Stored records

----------------

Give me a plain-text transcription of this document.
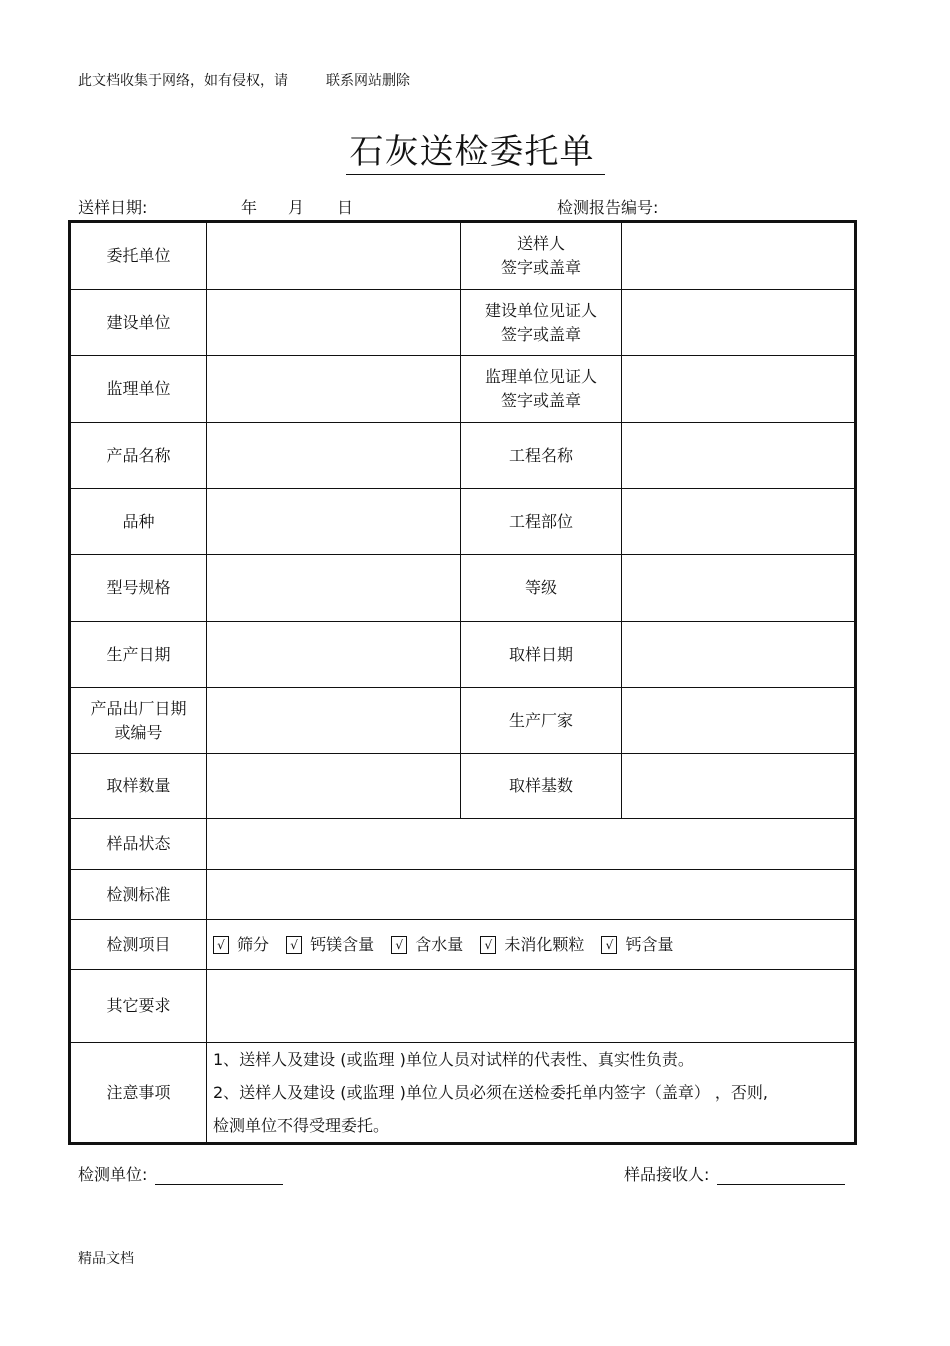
此文档收集于网络，如有侵权，请	联系网站删除
石灰送检委托单
送样日期:	年 月 日	检测报告编号:
委托单位		送样人
签字或盖章	
建设单位		建设单位见证人
签字或盖章	
监理单位		监理单位见证人
签字或盖章	
产品名称		工程名称	
品种		工程部位	
型号规格		等级	
生产日期		取样日期	
产品出厂日期
或编号		生产厂家	
取样数量		取样基数	
样品状态			
检测标准			
检测项目	√ 筛分 √ 钙镁含量 √ 含水量 √ 未消化颗粒 √ 钙含量		
其它要求			
注意事项	1、送样人及建设 (或监理 )单位人员对试样的代表性、真实性负责。

2、送样人及建设 (或监理 )单位人员必须在送检委托单内签字（盖章） ，否则,

检测单位不得受理委托。		

检测单位:	样品接收人:
精品文档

----------------

**Problem requirements**
Keep the pictures out and write out the records exactly.

**The answer**
Give me a plain-text transcription of this document.
此文档收集于网络，如有侵权，请	联系网站删除
石灰送检委托单
送样日期:	年 月 日	检测报告编号:
委托单位		送样人
签字或盖章	
建设单位		建设单位见证人
签字或盖章	
监理单位		监理单位见证人
签字或盖章	
产品名称		工程名称	
品种		工程部位	
型号规格		等级	
生产日期		取样日期	
产品出厂日期
或编号		生产厂家	
取样数量		取样基数	
样品状态			
检测标准			
检测项目	√ 筛分 √ 钙镁含量 √ 含水量 √ 未消化颗粒 √ 钙含量		
其它要求			
注意事项	1、送样人及建设 (或监理 )单位人员对试样的代表性、真实性负责。

2、送样人及建设 (或监理 )单位人员必须在送检委托单内签字（盖章） ，否则,

检测单位不得受理委托。		

检测单位:	样品接收人:
精品文档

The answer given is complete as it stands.